Records of where elements appear:
## start

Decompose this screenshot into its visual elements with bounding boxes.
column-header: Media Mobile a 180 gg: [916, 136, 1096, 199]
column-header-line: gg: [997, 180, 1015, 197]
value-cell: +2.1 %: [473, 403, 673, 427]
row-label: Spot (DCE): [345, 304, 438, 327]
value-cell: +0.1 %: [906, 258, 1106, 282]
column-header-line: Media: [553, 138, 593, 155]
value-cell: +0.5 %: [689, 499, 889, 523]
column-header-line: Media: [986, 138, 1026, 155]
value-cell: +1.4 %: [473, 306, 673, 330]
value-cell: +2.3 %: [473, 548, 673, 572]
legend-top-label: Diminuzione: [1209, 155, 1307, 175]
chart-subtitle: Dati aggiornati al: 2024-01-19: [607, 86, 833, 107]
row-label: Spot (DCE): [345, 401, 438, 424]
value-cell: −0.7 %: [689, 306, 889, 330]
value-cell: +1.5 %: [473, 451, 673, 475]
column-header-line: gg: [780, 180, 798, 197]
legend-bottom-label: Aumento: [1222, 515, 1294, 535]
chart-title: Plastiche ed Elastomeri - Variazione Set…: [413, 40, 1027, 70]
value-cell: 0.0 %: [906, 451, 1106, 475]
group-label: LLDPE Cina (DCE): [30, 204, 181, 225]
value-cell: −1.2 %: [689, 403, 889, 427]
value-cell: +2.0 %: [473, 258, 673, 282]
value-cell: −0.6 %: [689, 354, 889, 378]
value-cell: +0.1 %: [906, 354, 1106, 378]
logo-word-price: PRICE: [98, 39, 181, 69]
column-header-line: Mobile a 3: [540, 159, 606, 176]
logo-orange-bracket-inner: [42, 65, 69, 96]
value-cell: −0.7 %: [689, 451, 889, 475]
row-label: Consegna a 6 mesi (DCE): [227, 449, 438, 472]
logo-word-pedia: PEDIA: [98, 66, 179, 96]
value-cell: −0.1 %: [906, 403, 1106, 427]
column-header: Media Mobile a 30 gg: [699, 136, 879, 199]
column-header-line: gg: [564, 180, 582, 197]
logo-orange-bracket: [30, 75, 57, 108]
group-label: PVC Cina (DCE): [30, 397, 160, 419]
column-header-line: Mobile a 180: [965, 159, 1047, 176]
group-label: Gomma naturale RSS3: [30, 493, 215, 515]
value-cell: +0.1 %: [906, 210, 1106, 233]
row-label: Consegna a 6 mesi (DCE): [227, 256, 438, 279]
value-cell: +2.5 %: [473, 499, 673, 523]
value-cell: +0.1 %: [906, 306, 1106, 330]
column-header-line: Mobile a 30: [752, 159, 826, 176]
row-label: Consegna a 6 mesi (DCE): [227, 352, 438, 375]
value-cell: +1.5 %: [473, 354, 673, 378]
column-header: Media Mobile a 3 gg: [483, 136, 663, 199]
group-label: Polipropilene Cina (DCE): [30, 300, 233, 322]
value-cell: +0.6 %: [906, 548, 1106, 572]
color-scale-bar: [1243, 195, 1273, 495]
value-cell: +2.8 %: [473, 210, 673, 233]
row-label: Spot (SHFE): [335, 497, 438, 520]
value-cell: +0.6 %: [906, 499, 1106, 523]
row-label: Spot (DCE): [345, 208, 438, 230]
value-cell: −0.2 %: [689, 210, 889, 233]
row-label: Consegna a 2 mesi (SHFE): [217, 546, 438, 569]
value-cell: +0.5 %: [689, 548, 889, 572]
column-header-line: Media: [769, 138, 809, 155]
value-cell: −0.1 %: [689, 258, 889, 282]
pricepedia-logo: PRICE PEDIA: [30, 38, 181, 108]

## end

■ Exercise
Copy every line of the records above verbatim, keeping each character and the original line order.

■ Correct response
Decompose this screenshot into its visual elements with bounding boxes.
column-header: Media Mobile a 180 gg: [916, 136, 1096, 199]
column-header-line: gg: [997, 180, 1015, 197]
value-cell: +2.1 %: [473, 403, 673, 427]
row-label: Spot (DCE): [345, 304, 438, 327]
value-cell: +0.1 %: [906, 258, 1106, 282]
column-header-line: Media: [553, 138, 593, 155]
value-cell: +0.5 %: [689, 499, 889, 523]
column-header-line: Media: [986, 138, 1026, 155]
value-cell: +1.4 %: [473, 306, 673, 330]
value-cell: +2.3 %: [473, 548, 673, 572]
legend-top-label: Diminuzione: [1209, 155, 1307, 175]
chart-subtitle: Dati aggiornati al: 2024-01-19: [607, 86, 833, 107]
row-label: Spot (DCE): [345, 401, 438, 424]
value-cell: −0.7 %: [689, 306, 889, 330]
value-cell: +1.5 %: [473, 451, 673, 475]
column-header-line: gg: [780, 180, 798, 197]
legend-bottom-label: Aumento: [1222, 515, 1294, 535]
chart-title: Plastiche ed Elastomeri - Variazione Set…: [413, 40, 1027, 70]
value-cell: 0.0 %: [906, 451, 1106, 475]
group-label: LLDPE Cina (DCE): [30, 204, 181, 225]
value-cell: −1.2 %: [689, 403, 889, 427]
value-cell: +2.0 %: [473, 258, 673, 282]
value-cell: −0.6 %: [689, 354, 889, 378]
value-cell: +0.1 %: [906, 354, 1106, 378]
logo-word-price: PRICE: [98, 39, 181, 69]
column-header-line: Mobile a 3: [540, 159, 606, 176]
logo-orange-bracket-inner: [42, 65, 69, 96]
value-cell: −0.7 %: [689, 451, 889, 475]
row-label: Consegna a 6 mesi (DCE): [227, 449, 438, 472]
logo-word-pedia: PEDIA: [98, 66, 179, 96]
value-cell: −0.1 %: [906, 403, 1106, 427]
column-header: Media Mobile a 30 gg: [699, 136, 879, 199]
column-header-line: gg: [564, 180, 582, 197]
logo-orange-bracket: [30, 75, 57, 108]
group-label: PVC Cina (DCE): [30, 397, 160, 419]
column-header-line: Mobile a 180: [965, 159, 1047, 176]
group-label: Gomma naturale RSS3: [30, 493, 215, 515]
value-cell: +0.1 %: [906, 210, 1106, 233]
row-label: Consegna a 6 mesi (DCE): [227, 256, 438, 279]
value-cell: +2.5 %: [473, 499, 673, 523]
value-cell: +0.1 %: [906, 306, 1106, 330]
column-header-line: Mobile a 30: [752, 159, 826, 176]
row-label: Consegna a 6 mesi (DCE): [227, 352, 438, 375]
value-cell: +1.5 %: [473, 354, 673, 378]
column-header: Media Mobile a 3 gg: [483, 136, 663, 199]
group-label: Polipropilene Cina (DCE): [30, 300, 233, 322]
value-cell: +0.6 %: [906, 548, 1106, 572]
color-scale-bar: [1243, 195, 1273, 495]
value-cell: +2.8 %: [473, 210, 673, 233]
row-label: Spot (SHFE): [335, 497, 438, 520]
value-cell: +0.6 %: [906, 499, 1106, 523]
row-label: Spot (DCE): [345, 208, 438, 230]
value-cell: −0.2 %: [689, 210, 889, 233]
row-label: Consegna a 2 mesi (SHFE): [217, 546, 438, 569]
value-cell: +0.5 %: [689, 548, 889, 572]
column-header-line: Media: [769, 138, 809, 155]
value-cell: −0.1 %: [689, 258, 889, 282]
pricepedia-logo: PRICE PEDIA: [30, 38, 181, 108]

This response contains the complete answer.